* _YOUR GOAL_: The entries below are to be transcribed in full, without their images.

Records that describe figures

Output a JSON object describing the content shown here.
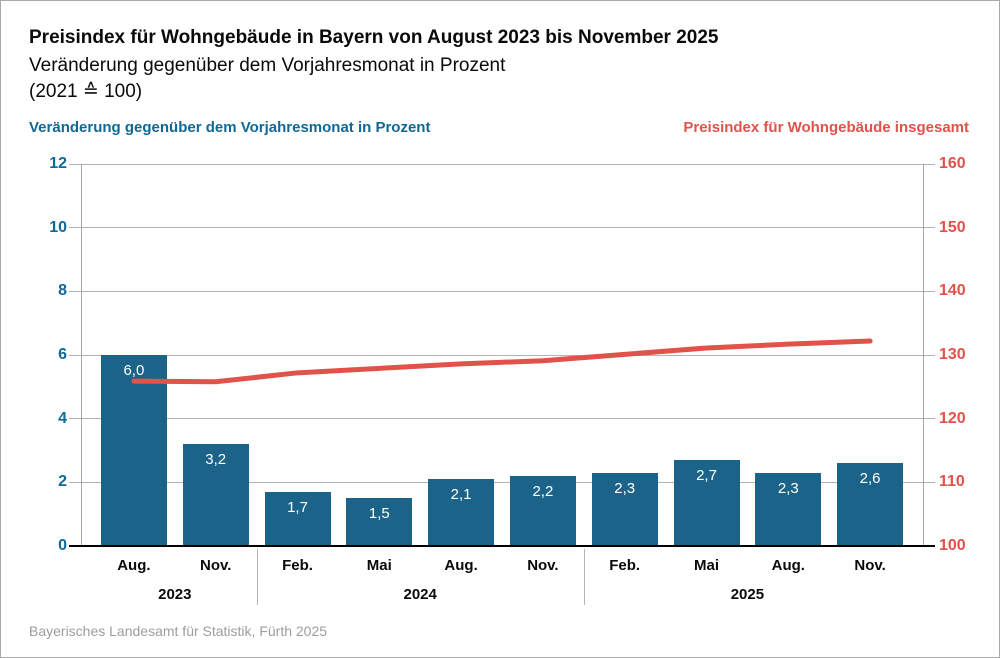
{
  "header": {
    "title": "Preisindex für Wohngebäude in Bayern von August 2023 bis November 2025",
    "subtitle": "Veränderung gegenüber dem Vorjahresmonat in Prozent",
    "basis": "(2021 ≙ 100)"
  },
  "legend": {
    "left_label": "Veränderung gegenüber dem Vorjahresmonat in Prozent",
    "right_label": "Preisindex für Wohngebäude insgesamt"
  },
  "footer": {
    "source": "Bayerisches Landesamt für Statistik, Fürth 2025"
  },
  "colors": {
    "bar_fill": "#1b6388",
    "line_stroke": "#e0524a",
    "left_axis_text": "#106896",
    "right_axis_text": "#e0524a",
    "grid": "#b3b3b3",
    "axis": "#a6a6a6",
    "baseline": "#000000",
    "bar_value_text": "#ffffff",
    "source_text": "#9d9d9d"
  },
  "chart_data": {
    "type": "bar",
    "title": "Preisindex für Wohngebäude in Bayern von August 2023 bis November 2025",
    "categories": [
      "Aug.",
      "Nov.",
      "Feb.",
      "Mai",
      "Aug.",
      "Nov.",
      "Feb.",
      "Mai",
      "Aug.",
      "Nov."
    ],
    "year_groups": [
      {
        "label": "2023",
        "span": 2
      },
      {
        "label": "2024",
        "span": 4
      },
      {
        "label": "2025",
        "span": 4
      }
    ],
    "series": [
      {
        "name": "Veränderung gegenüber dem Vorjahresmonat in Prozent",
        "type": "bar",
        "axis": "left",
        "values": [
          6.0,
          3.2,
          1.7,
          1.5,
          2.1,
          2.2,
          2.3,
          2.7,
          2.3,
          2.6
        ],
        "value_labels": [
          "6,0",
          "3,2",
          "1,7",
          "1,5",
          "2,1",
          "2,2",
          "2,3",
          "2,7",
          "2,3",
          "2,6"
        ]
      },
      {
        "name": "Preisindex für Wohngebäude insgesamt",
        "type": "line",
        "axis": "right",
        "values": [
          125.9,
          125.8,
          127.2,
          127.9,
          128.6,
          129.1,
          130.1,
          131.1,
          131.7,
          132.2
        ]
      }
    ],
    "left_axis": {
      "min": 0,
      "max": 12,
      "step": 2,
      "ticks": [
        "0",
        "2",
        "4",
        "6",
        "8",
        "10",
        "12"
      ]
    },
    "right_axis": {
      "min": 100,
      "max": 160,
      "step": 10,
      "ticks": [
        "100",
        "110",
        "120",
        "130",
        "140",
        "150",
        "160"
      ]
    },
    "grid": true,
    "legend_position": "top"
  }
}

* _COMPLETE OUTPUT_:
Output a JSON object describing the content shown here.
{
  "header": {
    "title": "Preisindex für Wohngebäude in Bayern von August 2023 bis November 2025",
    "subtitle": "Veränderung gegenüber dem Vorjahresmonat in Prozent",
    "basis": "(2021 ≙ 100)"
  },
  "legend": {
    "left_label": "Veränderung gegenüber dem Vorjahresmonat in Prozent",
    "right_label": "Preisindex für Wohngebäude insgesamt"
  },
  "footer": {
    "source": "Bayerisches Landesamt für Statistik, Fürth 2025"
  },
  "colors": {
    "bar_fill": "#1b6388",
    "line_stroke": "#e0524a",
    "left_axis_text": "#106896",
    "right_axis_text": "#e0524a",
    "grid": "#b3b3b3",
    "axis": "#a6a6a6",
    "baseline": "#000000",
    "bar_value_text": "#ffffff",
    "source_text": "#9d9d9d"
  },
  "chart_data": {
    "type": "bar",
    "title": "Preisindex für Wohngebäude in Bayern von August 2023 bis November 2025",
    "categories": [
      "Aug.",
      "Nov.",
      "Feb.",
      "Mai",
      "Aug.",
      "Nov.",
      "Feb.",
      "Mai",
      "Aug.",
      "Nov."
    ],
    "year_groups": [
      {
        "label": "2023",
        "span": 2
      },
      {
        "label": "2024",
        "span": 4
      },
      {
        "label": "2025",
        "span": 4
      }
    ],
    "series": [
      {
        "name": "Veränderung gegenüber dem Vorjahresmonat in Prozent",
        "type": "bar",
        "axis": "left",
        "values": [
          6.0,
          3.2,
          1.7,
          1.5,
          2.1,
          2.2,
          2.3,
          2.7,
          2.3,
          2.6
        ],
        "value_labels": [
          "6,0",
          "3,2",
          "1,7",
          "1,5",
          "2,1",
          "2,2",
          "2,3",
          "2,7",
          "2,3",
          "2,6"
        ]
      },
      {
        "name": "Preisindex für Wohngebäude insgesamt",
        "type": "line",
        "axis": "right",
        "values": [
          125.9,
          125.8,
          127.2,
          127.9,
          128.6,
          129.1,
          130.1,
          131.1,
          131.7,
          132.2
        ]
      }
    ],
    "left_axis": {
      "min": 0,
      "max": 12,
      "step": 2,
      "ticks": [
        "0",
        "2",
        "4",
        "6",
        "8",
        "10",
        "12"
      ]
    },
    "right_axis": {
      "min": 100,
      "max": 160,
      "step": 10,
      "ticks": [
        "100",
        "110",
        "120",
        "130",
        "140",
        "150",
        "160"
      ]
    },
    "grid": true,
    "legend_position": "top"
  }
}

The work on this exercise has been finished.